◆ Problem details: Pull every line containing the word "Salidas" from the records.

[start of Material supplied]

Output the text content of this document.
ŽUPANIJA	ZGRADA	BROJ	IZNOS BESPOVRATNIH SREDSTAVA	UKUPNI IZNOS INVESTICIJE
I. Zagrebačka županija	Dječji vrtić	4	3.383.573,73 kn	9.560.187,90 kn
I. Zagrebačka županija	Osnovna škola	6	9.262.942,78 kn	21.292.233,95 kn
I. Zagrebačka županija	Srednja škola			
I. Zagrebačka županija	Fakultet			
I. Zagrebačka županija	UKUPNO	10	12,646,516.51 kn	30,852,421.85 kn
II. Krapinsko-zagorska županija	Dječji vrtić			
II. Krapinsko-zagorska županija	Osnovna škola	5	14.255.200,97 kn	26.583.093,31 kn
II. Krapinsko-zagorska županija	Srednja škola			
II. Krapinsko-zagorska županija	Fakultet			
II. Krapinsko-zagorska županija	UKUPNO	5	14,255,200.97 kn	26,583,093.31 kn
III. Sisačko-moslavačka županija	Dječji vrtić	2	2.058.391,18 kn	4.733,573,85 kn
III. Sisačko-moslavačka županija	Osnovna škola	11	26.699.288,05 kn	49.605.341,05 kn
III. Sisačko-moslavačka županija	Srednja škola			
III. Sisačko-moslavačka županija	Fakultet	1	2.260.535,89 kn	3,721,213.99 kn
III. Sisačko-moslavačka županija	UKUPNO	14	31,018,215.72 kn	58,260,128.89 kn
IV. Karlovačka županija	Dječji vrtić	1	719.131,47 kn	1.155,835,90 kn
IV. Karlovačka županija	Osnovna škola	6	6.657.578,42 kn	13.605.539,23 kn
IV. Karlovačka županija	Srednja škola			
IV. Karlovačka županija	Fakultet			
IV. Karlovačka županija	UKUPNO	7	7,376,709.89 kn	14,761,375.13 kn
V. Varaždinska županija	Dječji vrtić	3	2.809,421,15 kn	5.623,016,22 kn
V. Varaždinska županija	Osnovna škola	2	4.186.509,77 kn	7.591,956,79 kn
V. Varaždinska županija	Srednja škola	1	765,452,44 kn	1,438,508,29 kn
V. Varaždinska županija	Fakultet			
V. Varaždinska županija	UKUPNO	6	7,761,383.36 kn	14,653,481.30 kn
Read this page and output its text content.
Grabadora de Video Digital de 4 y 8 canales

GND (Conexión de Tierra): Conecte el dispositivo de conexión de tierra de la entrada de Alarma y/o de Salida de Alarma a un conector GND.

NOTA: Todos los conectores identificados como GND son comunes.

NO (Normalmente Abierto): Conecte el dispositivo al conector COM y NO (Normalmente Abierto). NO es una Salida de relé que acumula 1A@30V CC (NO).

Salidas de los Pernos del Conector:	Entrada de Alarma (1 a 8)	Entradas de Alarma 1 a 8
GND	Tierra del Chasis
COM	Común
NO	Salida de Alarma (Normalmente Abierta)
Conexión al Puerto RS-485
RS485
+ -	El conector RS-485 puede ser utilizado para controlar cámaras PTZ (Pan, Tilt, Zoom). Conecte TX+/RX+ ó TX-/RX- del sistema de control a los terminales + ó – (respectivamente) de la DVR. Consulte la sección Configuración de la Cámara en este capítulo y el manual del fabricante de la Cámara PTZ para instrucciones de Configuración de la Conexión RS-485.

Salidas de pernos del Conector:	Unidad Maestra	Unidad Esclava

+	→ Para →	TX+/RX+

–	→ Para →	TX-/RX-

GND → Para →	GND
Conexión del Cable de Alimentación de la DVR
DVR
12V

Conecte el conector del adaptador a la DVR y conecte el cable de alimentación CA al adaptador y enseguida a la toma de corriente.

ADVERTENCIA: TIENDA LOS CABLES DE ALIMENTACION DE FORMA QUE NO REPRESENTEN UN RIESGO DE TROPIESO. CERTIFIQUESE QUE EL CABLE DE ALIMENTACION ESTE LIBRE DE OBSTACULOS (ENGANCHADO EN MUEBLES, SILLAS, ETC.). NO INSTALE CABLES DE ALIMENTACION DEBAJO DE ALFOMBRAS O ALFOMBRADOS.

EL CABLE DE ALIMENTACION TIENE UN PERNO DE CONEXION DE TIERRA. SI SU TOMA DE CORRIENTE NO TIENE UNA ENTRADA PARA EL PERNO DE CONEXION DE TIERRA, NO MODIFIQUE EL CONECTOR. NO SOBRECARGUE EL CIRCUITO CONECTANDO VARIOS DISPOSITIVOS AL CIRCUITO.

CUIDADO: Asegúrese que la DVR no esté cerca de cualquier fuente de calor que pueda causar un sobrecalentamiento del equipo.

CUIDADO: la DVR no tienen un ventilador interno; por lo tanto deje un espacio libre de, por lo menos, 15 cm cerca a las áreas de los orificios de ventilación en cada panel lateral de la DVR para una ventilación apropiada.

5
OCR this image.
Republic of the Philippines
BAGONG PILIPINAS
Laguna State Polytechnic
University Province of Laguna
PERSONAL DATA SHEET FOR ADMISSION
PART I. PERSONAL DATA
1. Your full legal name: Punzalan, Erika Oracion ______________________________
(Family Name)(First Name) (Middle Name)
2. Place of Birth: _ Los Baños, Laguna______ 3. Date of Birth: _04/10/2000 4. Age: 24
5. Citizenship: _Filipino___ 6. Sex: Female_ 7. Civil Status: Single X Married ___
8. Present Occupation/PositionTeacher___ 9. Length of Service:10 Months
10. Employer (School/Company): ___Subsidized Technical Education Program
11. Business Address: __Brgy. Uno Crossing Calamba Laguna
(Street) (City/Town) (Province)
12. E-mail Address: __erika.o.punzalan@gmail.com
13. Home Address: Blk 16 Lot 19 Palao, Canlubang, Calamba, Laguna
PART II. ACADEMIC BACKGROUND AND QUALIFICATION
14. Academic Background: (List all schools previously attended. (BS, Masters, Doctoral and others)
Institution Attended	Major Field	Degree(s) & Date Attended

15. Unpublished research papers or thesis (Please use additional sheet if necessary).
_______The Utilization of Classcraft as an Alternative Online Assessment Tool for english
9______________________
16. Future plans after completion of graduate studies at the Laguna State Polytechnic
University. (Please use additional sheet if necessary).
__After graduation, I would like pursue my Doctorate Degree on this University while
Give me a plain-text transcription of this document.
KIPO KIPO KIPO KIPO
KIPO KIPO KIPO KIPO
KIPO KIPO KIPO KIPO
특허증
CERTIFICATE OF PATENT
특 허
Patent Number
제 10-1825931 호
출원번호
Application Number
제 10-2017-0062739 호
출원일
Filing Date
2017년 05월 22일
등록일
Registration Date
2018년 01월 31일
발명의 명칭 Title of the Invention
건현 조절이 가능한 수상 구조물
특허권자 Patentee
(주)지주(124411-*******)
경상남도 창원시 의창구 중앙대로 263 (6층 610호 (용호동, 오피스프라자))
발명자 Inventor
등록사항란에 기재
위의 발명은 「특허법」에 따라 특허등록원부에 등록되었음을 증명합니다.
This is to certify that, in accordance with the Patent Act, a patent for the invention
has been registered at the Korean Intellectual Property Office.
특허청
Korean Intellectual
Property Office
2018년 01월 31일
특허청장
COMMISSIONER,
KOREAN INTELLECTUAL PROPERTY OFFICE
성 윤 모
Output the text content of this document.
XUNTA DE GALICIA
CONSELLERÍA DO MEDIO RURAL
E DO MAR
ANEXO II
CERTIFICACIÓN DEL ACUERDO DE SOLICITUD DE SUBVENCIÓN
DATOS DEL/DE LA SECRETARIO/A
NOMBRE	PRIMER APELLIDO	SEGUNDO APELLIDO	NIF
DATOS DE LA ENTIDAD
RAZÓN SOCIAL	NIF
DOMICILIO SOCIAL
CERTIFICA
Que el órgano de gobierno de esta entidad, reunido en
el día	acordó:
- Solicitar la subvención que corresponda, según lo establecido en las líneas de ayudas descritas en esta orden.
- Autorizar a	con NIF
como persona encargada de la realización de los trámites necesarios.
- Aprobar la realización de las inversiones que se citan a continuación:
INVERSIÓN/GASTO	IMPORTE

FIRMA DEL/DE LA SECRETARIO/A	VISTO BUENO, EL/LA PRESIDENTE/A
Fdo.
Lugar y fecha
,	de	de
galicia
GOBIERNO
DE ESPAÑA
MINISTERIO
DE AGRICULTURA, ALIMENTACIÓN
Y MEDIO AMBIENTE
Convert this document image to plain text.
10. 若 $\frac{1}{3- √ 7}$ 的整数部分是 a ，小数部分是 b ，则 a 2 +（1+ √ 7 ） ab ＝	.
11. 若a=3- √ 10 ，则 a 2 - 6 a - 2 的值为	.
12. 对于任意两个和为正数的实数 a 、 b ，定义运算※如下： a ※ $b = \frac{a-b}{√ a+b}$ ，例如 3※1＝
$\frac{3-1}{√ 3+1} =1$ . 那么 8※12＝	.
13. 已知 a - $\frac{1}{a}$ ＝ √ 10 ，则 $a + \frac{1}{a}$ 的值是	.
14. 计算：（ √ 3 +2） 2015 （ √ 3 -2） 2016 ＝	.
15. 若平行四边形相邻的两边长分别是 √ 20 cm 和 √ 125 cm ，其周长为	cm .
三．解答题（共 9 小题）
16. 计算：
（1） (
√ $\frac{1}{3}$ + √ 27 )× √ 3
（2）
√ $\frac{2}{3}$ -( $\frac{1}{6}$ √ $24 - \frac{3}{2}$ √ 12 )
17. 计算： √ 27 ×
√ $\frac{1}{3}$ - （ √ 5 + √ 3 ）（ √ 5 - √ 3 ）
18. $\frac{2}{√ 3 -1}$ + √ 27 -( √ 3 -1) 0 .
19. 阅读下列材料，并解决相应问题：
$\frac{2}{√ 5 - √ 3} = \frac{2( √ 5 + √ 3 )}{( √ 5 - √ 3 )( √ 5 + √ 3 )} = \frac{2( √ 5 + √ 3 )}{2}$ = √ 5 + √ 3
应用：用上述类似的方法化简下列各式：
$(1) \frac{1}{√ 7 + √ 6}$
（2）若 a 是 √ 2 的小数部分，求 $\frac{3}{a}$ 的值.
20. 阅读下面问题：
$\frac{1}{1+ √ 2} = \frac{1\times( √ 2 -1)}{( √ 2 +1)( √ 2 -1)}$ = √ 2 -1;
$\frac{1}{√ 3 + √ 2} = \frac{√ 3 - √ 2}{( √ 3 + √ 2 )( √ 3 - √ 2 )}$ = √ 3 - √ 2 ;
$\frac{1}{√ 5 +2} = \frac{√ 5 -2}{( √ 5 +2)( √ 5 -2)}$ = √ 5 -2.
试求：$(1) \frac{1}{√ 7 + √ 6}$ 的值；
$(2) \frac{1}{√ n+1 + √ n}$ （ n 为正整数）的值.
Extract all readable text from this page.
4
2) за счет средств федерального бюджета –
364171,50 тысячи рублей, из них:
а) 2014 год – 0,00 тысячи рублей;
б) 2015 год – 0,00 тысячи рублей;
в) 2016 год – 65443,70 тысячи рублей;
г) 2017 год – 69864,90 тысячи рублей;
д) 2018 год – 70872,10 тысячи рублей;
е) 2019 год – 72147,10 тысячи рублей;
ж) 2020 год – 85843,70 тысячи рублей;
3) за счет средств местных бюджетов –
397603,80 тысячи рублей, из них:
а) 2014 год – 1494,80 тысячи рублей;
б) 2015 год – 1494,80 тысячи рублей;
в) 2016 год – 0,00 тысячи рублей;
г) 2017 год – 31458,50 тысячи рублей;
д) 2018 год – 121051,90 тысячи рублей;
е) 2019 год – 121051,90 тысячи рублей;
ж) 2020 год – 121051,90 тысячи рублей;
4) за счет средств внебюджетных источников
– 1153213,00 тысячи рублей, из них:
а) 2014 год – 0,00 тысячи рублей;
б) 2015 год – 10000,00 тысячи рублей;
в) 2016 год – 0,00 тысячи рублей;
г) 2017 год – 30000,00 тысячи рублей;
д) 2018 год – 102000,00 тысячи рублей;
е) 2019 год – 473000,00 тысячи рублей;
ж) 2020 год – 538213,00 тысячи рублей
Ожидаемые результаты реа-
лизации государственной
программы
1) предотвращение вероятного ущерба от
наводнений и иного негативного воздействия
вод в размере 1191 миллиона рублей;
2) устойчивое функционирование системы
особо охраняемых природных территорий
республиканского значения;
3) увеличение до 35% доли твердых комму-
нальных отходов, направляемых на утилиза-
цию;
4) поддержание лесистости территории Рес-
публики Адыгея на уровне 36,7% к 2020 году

[end of Material supplied]

◆ Task result:
Salidas de los Pernos del Conector:	Entrada de Alarma (1 a 8)	Entradas de Alarma 1 a 8
Salidas de pernos del Conector:	Unidad Maestra	Unidad Esclava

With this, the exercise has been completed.